▶ [GOAL] Set down each line of the material that follows, exactly, with no pictures.

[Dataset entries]
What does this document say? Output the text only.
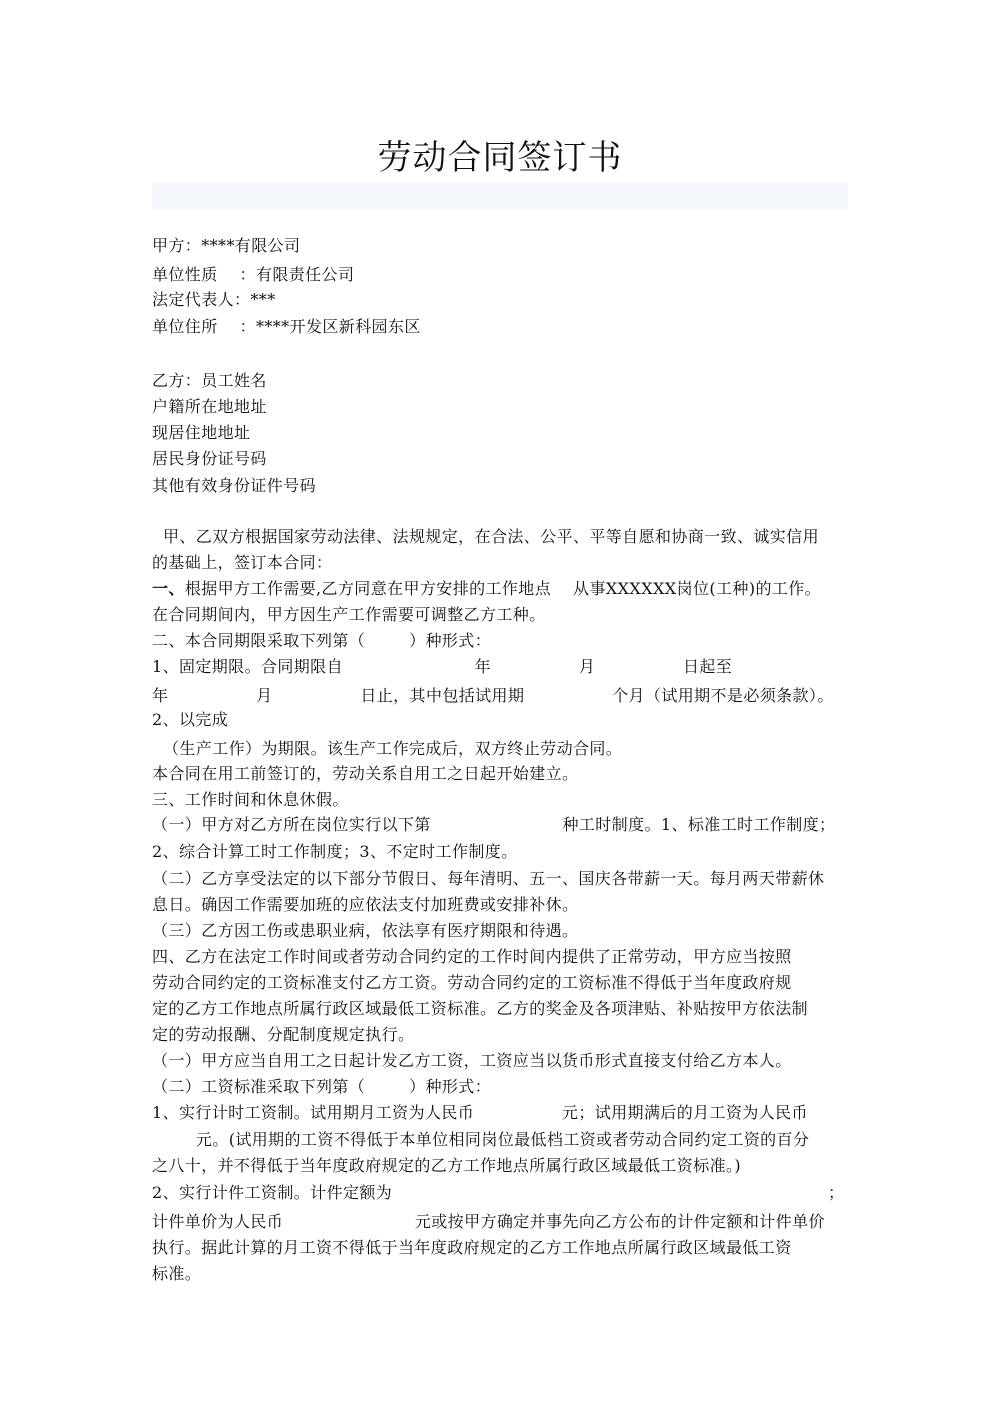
劳动合同签订书
甲方：****有限公司
单位性质    ：有限责任公司
法定代表人：***
单位住所    ：****开发区新科园东区
乙方：员工姓名
户籍所在地地址
现居住地地址
居民身份证号码
其他有效身份证件号码
甲、乙双方根据国家劳动法律、法规规定，在合法、公平、平等自愿和协商一致、诚实信用
的基础上，签订本合同：
一、根据甲方工作需要,乙方同意在甲方安排的工作地点    从事XXXXXX岗位(工种)的工作。
在合同期间内，甲方因生产工作需要可调整乙方工种。
二、本合同期限采取下列第（        ）种形式：
1、固定期限。合同期限自                        年                月                日起至
年                月                日止，其中包括试用期                个月（试用期不是必须条款）。
2、以完成
（生产工作）为期限。该生产工作完成后，双方终止劳动合同。
本合同在用工前签订的，劳动关系自用工之日起开始建立。
三、工作时间和休息休假。
（一）甲方对乙方所在岗位实行以下第                        种工时制度。1、标准工时工作制度；
2、综合计算工时工作制度；3、不定时工作制度。
（二）乙方享受法定的以下部分节假日、每年清明、五一、国庆各带薪一天。每月两天带薪休
息日。确因工作需要加班的应依法支付加班费或安排补休。
（三）乙方因工伤或患职业病，依法享有医疗期限和待遇。
四、乙方在法定工作时间或者劳动合同约定的工作时间内提供了正常劳动，甲方应当按照
劳动合同约定的工资标准支付乙方工资。劳动合同约定的工资标准不得低于当年度政府规
定的乙方工作地点所属行政区域最低工资标准。乙方的奖金及各项津贴、补贴按甲方依法制
定的劳动报酬、分配制度规定执行。
（一）甲方应当自用工之日起计发乙方工资，工资应当以货币形式直接支付给乙方本人。
（二）工资标准采取下列第（        ）种形式：
1、实行计时工资制。试用期月工资为人民币                元；试用期满后的月工资为人民币
元。(试用期的工资不得低于本单位相同岗位最低档工资或者劳动合同约定工资的百分
之八十，并不得低于当年度政府规定的乙方工作地点所属行政区域最低工资标准。)
2、实行计件工资制。计件定额为	；
计件单价为人民币                        元或按甲方确定并事先向乙方公布的计件定额和计件单价
执行。据此计算的月工资不得低于当年度政府规定的乙方工作地点所属行政区域最低工资
标准。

▶ [SOLUTION FOR THIS TASK]
What does this document say? Output the text only.
劳动合同签订书
甲方：****有限公司
单位性质    ：有限责任公司
法定代表人：***
单位住所    ：****开发区新科园东区
乙方：员工姓名
户籍所在地地址
现居住地地址
居民身份证号码
其他有效身份证件号码
甲、乙双方根据国家劳动法律、法规规定，在合法、公平、平等自愿和协商一致、诚实信用
的基础上，签订本合同：
一、根据甲方工作需要,乙方同意在甲方安排的工作地点    从事XXXXXX岗位(工种)的工作。
在合同期间内，甲方因生产工作需要可调整乙方工种。
二、本合同期限采取下列第（        ）种形式：
1、固定期限。合同期限自                        年                月                日起至
年                月                日止，其中包括试用期                个月（试用期不是必须条款）。
2、以完成
（生产工作）为期限。该生产工作完成后，双方终止劳动合同。
本合同在用工前签订的，劳动关系自用工之日起开始建立。
三、工作时间和休息休假。
（一）甲方对乙方所在岗位实行以下第                        种工时制度。1、标准工时工作制度；
2、综合计算工时工作制度；3、不定时工作制度。
（二）乙方享受法定的以下部分节假日、每年清明、五一、国庆各带薪一天。每月两天带薪休
息日。确因工作需要加班的应依法支付加班费或安排补休。
（三）乙方因工伤或患职业病，依法享有医疗期限和待遇。
四、乙方在法定工作时间或者劳动合同约定的工作时间内提供了正常劳动，甲方应当按照
劳动合同约定的工资标准支付乙方工资。劳动合同约定的工资标准不得低于当年度政府规
定的乙方工作地点所属行政区域最低工资标准。乙方的奖金及各项津贴、补贴按甲方依法制
定的劳动报酬、分配制度规定执行。
（一）甲方应当自用工之日起计发乙方工资，工资应当以货币形式直接支付给乙方本人。
（二）工资标准采取下列第（        ）种形式：
1、实行计时工资制。试用期月工资为人民币                元；试用期满后的月工资为人民币
元。(试用期的工资不得低于本单位相同岗位最低档工资或者劳动合同约定工资的百分
之八十，并不得低于当年度政府规定的乙方工作地点所属行政区域最低工资标准。)
2、实行计件工资制。计件定额为	；
计件单价为人民币                        元或按甲方确定并事先向乙方公布的计件定额和计件单价
执行。据此计算的月工资不得低于当年度政府规定的乙方工作地点所属行政区域最低工资
标准。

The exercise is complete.